* **Input material**:
╭──
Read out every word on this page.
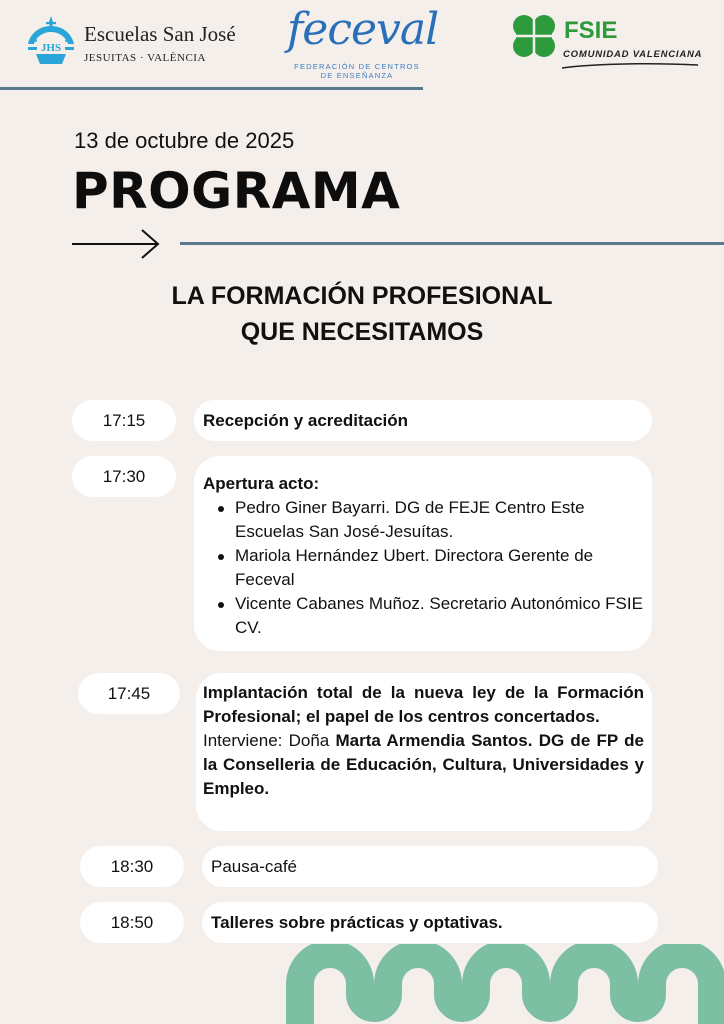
JHS
Escuelas San José
JESUITAS · VALÈNCIA
feceval
FEDERACIÓN DE CENTROS
DE ENSEÑANZA
FSIE
COMUNIDAD VALENCIANA
13 de octubre de 2025
PROGRAMA
LA FORMACIÓN PROFESIONAL
QUE NECESITAMOS
17:15	Recepción y acreditación
17:30	Apertura acto:
Pedro Giner Bayarri. DG de FEJE Centro Este Escuelas San José-Jesuítas.
Mariola Hernández Ubert. Directora Gerente de Feceval
Vicente Cabanes Muñoz. Secretario Autonómico FSIE CV.
17:45	Implantación total de la nueva ley de la Formación Profesional; el papel de los centros concertados.
Interviene: Doña Marta Armendia Santos. DG de FP de la Conselleria de Educación, Cultura, Universidades y Empleo.
18:30	Pausa-café
18:50	Talleres sobre prácticas y optativas.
╰──
* **Brief**: Copy every line in the listing above where the string "Escuelas" turns up.

* **Correct answer**:
Escuelas San José
Pedro Giner Bayarri. DG de FEJE Centro Este Escuelas San José-Jesuítas.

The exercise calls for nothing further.